YOUR GOAL:
Transcribe the records below exactly.

[Data entries]
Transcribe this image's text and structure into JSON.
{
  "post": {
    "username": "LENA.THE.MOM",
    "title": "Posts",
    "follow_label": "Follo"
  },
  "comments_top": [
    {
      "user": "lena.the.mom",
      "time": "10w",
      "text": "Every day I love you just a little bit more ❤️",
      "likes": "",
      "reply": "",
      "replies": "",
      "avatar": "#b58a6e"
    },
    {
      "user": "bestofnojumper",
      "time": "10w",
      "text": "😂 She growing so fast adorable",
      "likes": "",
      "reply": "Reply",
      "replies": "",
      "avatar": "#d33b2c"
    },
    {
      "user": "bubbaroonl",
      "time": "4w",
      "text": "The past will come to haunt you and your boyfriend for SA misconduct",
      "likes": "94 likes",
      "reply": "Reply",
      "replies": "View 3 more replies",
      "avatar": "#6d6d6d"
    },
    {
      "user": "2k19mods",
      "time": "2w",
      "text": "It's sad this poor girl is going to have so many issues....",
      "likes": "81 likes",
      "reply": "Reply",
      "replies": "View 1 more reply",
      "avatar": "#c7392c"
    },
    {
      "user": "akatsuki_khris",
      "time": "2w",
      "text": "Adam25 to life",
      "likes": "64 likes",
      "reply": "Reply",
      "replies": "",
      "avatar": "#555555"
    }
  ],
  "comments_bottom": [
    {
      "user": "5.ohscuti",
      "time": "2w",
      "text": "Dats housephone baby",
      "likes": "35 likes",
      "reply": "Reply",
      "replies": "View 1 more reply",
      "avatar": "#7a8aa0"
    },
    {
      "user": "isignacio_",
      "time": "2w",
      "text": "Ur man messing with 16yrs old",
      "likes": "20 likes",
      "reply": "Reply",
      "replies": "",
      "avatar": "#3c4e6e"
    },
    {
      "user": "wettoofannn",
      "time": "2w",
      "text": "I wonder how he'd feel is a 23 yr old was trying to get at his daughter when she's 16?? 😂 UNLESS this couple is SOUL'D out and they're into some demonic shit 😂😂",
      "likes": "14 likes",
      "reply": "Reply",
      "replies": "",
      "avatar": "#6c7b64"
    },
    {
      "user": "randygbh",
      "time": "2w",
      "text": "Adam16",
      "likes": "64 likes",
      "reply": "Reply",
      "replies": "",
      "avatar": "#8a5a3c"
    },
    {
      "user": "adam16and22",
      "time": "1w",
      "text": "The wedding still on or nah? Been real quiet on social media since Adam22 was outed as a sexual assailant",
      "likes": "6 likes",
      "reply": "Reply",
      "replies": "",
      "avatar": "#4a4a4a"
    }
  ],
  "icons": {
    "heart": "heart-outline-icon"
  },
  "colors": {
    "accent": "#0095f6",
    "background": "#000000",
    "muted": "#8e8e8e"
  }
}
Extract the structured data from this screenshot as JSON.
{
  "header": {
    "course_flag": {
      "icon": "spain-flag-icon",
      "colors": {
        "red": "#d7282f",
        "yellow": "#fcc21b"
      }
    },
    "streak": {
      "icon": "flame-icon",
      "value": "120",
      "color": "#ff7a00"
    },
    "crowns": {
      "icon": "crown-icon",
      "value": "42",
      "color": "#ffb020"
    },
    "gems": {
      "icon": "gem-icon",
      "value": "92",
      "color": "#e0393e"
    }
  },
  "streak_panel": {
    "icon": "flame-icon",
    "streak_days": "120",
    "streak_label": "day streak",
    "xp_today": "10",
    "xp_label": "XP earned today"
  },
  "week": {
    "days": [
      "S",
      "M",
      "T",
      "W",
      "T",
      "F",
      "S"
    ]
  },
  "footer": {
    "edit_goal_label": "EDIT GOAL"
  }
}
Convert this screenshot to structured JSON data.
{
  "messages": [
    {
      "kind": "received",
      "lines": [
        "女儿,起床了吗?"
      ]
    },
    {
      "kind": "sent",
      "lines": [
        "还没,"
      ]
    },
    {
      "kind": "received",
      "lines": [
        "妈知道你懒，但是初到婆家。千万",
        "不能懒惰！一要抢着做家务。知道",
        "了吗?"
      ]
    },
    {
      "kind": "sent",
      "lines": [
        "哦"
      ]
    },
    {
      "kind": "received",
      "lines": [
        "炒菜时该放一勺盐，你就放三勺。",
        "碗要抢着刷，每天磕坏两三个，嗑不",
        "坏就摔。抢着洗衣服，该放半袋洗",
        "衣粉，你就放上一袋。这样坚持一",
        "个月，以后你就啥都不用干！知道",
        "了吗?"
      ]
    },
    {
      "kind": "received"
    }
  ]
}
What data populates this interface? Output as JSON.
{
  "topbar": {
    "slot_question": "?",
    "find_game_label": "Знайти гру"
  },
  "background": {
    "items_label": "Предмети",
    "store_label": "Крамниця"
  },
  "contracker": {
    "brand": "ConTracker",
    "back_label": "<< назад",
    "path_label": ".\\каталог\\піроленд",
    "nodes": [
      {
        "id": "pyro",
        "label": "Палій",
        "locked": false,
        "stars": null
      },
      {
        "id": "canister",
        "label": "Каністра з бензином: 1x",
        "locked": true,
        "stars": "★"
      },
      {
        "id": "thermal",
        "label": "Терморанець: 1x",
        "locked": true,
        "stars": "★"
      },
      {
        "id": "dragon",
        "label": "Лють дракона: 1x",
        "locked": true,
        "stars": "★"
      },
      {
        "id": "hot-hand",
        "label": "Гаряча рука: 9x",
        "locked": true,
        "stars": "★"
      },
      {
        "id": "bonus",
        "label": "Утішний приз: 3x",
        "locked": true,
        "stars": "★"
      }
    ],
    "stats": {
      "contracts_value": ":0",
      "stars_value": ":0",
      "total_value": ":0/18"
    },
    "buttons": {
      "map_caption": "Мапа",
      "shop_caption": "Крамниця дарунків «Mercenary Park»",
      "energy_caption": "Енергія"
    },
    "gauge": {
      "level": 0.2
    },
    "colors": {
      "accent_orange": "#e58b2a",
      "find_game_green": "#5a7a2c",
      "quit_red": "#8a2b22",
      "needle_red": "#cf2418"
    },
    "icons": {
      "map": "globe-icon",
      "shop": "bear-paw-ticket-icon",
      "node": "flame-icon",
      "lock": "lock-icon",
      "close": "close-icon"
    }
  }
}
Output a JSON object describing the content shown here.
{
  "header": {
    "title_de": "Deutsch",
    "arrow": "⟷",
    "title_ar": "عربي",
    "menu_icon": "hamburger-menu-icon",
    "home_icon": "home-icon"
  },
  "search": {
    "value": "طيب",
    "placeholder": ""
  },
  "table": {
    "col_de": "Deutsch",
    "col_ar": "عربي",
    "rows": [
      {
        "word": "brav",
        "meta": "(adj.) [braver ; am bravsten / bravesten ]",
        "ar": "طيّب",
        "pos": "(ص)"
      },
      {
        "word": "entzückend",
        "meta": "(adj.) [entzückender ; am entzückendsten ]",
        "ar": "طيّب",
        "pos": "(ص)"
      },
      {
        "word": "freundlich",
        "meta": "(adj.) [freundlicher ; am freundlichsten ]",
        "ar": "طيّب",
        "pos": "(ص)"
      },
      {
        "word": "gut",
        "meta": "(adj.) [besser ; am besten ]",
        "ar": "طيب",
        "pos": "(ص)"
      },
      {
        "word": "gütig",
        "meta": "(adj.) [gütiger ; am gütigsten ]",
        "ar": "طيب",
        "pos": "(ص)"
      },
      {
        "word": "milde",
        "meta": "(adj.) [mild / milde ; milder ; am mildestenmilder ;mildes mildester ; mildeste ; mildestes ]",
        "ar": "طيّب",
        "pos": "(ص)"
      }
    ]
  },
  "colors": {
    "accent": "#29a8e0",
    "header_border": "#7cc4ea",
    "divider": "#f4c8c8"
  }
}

SOLUTION TO THE PROBLEM:
Transcribe this image's text and structure into JSON.
{
  "post": {
    "username": "LENA.THE.MOM",
    "title": "Posts",
    "follow_label": "Follo"
  },
  "comments_top": [
    {
      "user": "lena.the.mom",
      "time": "10w",
      "text": "Every day I love you just a little bit more ❤️",
      "likes": "",
      "reply": "",
      "replies": "",
      "avatar": "#b58a6e"
    },
    {
      "user": "bestofnojumper",
      "time": "10w",
      "text": "😂 She growing so fast adorable",
      "likes": "",
      "reply": "Reply",
      "replies": "",
      "avatar": "#d33b2c"
    },
    {
      "user": "bubbaroonl",
      "time": "4w",
      "text": "The past will come to haunt you and your boyfriend for SA misconduct",
      "likes": "94 likes",
      "reply": "Reply",
      "replies": "View 3 more replies",
      "avatar": "#6d6d6d"
    },
    {
      "user": "2k19mods",
      "time": "2w",
      "text": "It's sad this poor girl is going to have so many issues....",
      "likes": "81 likes",
      "reply": "Reply",
      "replies": "View 1 more reply",
      "avatar": "#c7392c"
    },
    {
      "user": "akatsuki_khris",
      "time": "2w",
      "text": "Adam25 to life",
      "likes": "64 likes",
      "reply": "Reply",
      "replies": "",
      "avatar": "#555555"
    }
  ],
  "comments_bottom": [
    {
      "user": "5.ohscuti",
      "time": "2w",
      "text": "Dats housephone baby",
      "likes": "35 likes",
      "reply": "Reply",
      "replies": "View 1 more reply",
      "avatar": "#7a8aa0"
    },
    {
      "user": "isignacio_",
      "time": "2w",
      "text": "Ur man messing with 16yrs old",
      "likes": "20 likes",
      "reply": "Reply",
      "replies": "",
      "avatar": "#3c4e6e"
    },
    {
      "user": "wettoofannn",
      "time": "2w",
      "text": "I wonder how he'd feel is a 23 yr old was trying to get at his daughter when she's 16?? 😂 UNLESS this couple is SOUL'D out and they're into some demonic shit 😂😂",
      "likes": "14 likes",
      "reply": "Reply",
      "replies": "",
      "avatar": "#6c7b64"
    },
    {
      "user": "randygbh",
      "time": "2w",
      "text": "Adam16",
      "likes": "64 likes",
      "reply": "Reply",
      "replies": "",
      "avatar": "#8a5a3c"
    },
    {
      "user": "adam16and22",
      "time": "1w",
      "text": "The wedding still on or nah? Been real quiet on social media since Adam22 was outed as a sexual assailant",
      "likes": "6 likes",
      "reply": "Reply",
      "replies": "",
      "avatar": "#4a4a4a"
    }
  ],
  "icons": {
    "heart": "heart-outline-icon"
  },
  "colors": {
    "accent": "#0095f6",
    "background": "#000000",
    "muted": "#8e8e8e"
  }
}
Extract the structured data from this screenshot as JSON.
{
  "header": {
    "course_flag": {
      "icon": "spain-flag-icon",
      "colors": {
        "red": "#d7282f",
        "yellow": "#fcc21b"
      }
    },
    "streak": {
      "icon": "flame-icon",
      "value": "120",
      "color": "#ff7a00"
    },
    "crowns": {
      "icon": "crown-icon",
      "value": "42",
      "color": "#ffb020"
    },
    "gems": {
      "icon": "gem-icon",
      "value": "92",
      "color": "#e0393e"
    }
  },
  "streak_panel": {
    "icon": "flame-icon",
    "streak_days": "120",
    "streak_label": "day streak",
    "xp_today": "10",
    "xp_label": "XP earned today"
  },
  "week": {
    "days": [
      "S",
      "M",
      "T",
      "W",
      "T",
      "F",
      "S"
    ]
  },
  "footer": {
    "edit_goal_label": "EDIT GOAL"
  }
}
Convert this screenshot to structured JSON data.
{
  "messages": [
    {
      "kind": "received",
      "lines": [
        "女儿,起床了吗?"
      ]
    },
    {
      "kind": "sent",
      "lines": [
        "还没,"
      ]
    },
    {
      "kind": "received",
      "lines": [
        "妈知道你懒，但是初到婆家。千万",
        "不能懒惰！一要抢着做家务。知道",
        "了吗?"
      ]
    },
    {
      "kind": "sent",
      "lines": [
        "哦"
      ]
    },
    {
      "kind": "received",
      "lines": [
        "炒菜时该放一勺盐，你就放三勺。",
        "碗要抢着刷，每天磕坏两三个，嗑不",
        "坏就摔。抢着洗衣服，该放半袋洗",
        "衣粉，你就放上一袋。这样坚持一",
        "个月，以后你就啥都不用干！知道",
        "了吗?"
      ]
    },
    {
      "kind": "received"
    }
  ]
}
What data populates this interface? Output as JSON.
{
  "topbar": {
    "slot_question": "?",
    "find_game_label": "Знайти гру"
  },
  "background": {
    "items_label": "Предмети",
    "store_label": "Крамниця"
  },
  "contracker": {
    "brand": "ConTracker",
    "back_label": "<< назад",
    "path_label": ".\\каталог\\піроленд",
    "nodes": [
      {
        "id": "pyro",
        "label": "Палій",
        "locked": false,
        "stars": null
      },
      {
        "id": "canister",
        "label": "Каністра з бензином: 1x",
        "locked": true,
        "stars": "★"
      },
      {
        "id": "thermal",
        "label": "Терморанець: 1x",
        "locked": true,
        "stars": "★"
      },
      {
        "id": "dragon",
        "label": "Лють дракона: 1x",
        "locked": true,
        "stars": "★"
      },
      {
        "id": "hot-hand",
        "label": "Гаряча рука: 9x",
        "locked": true,
        "stars": "★"
      },
      {
        "id": "bonus",
        "label": "Утішний приз: 3x",
        "locked": true,
        "stars": "★"
      }
    ],
    "stats": {
      "contracts_value": ":0",
      "stars_value": ":0",
      "total_value": ":0/18"
    },
    "buttons": {
      "map_caption": "Мапа",
      "shop_caption": "Крамниця дарунків «Mercenary Park»",
      "energy_caption": "Енергія"
    },
    "gauge": {
      "level": 0.2
    },
    "colors": {
      "accent_orange": "#e58b2a",
      "find_game_green": "#5a7a2c",
      "quit_red": "#8a2b22",
      "needle_red": "#cf2418"
    },
    "icons": {
      "map": "globe-icon",
      "shop": "bear-paw-ticket-icon",
      "node": "flame-icon",
      "lock": "lock-icon",
      "close": "close-icon"
    }
  }
}
Output a JSON object describing the content shown here.
{
  "header": {
    "title_de": "Deutsch",
    "arrow": "⟷",
    "title_ar": "عربي",
    "menu_icon": "hamburger-menu-icon",
    "home_icon": "home-icon"
  },
  "search": {
    "value": "طيب",
    "placeholder": ""
  },
  "table": {
    "col_de": "Deutsch",
    "col_ar": "عربي",
    "rows": [
      {
        "word": "brav",
        "meta": "(adj.) [braver ; am bravsten / bravesten ]",
        "ar": "طيّب",
        "pos": "(ص)"
      },
      {
        "word": "entzückend",
        "meta": "(adj.) [entzückender ; am entzückendsten ]",
        "ar": "طيّب",
        "pos": "(ص)"
      },
      {
        "word": "freundlich",
        "meta": "(adj.) [freundlicher ; am freundlichsten ]",
        "ar": "طيّب",
        "pos": "(ص)"
      },
      {
        "word": "gut",
        "meta": "(adj.) [besser ; am besten ]",
        "ar": "طيب",
        "pos": "(ص)"
      },
      {
        "word": "gütig",
        "meta": "(adj.) [gütiger ; am gütigsten ]",
        "ar": "طيب",
        "pos": "(ص)"
      },
      {
        "word": "milde",
        "meta": "(adj.) [mild / milde ; milder ; am mildestenmilder ;mildes mildester ; mildeste ; mildestes ]",
        "ar": "طيّب",
        "pos": "(ص)"
      }
    ]
  },
  "colors": {
    "accent": "#29a8e0",
    "header_border": "#7cc4ea",
    "divider": "#f4c8c8"
  }
}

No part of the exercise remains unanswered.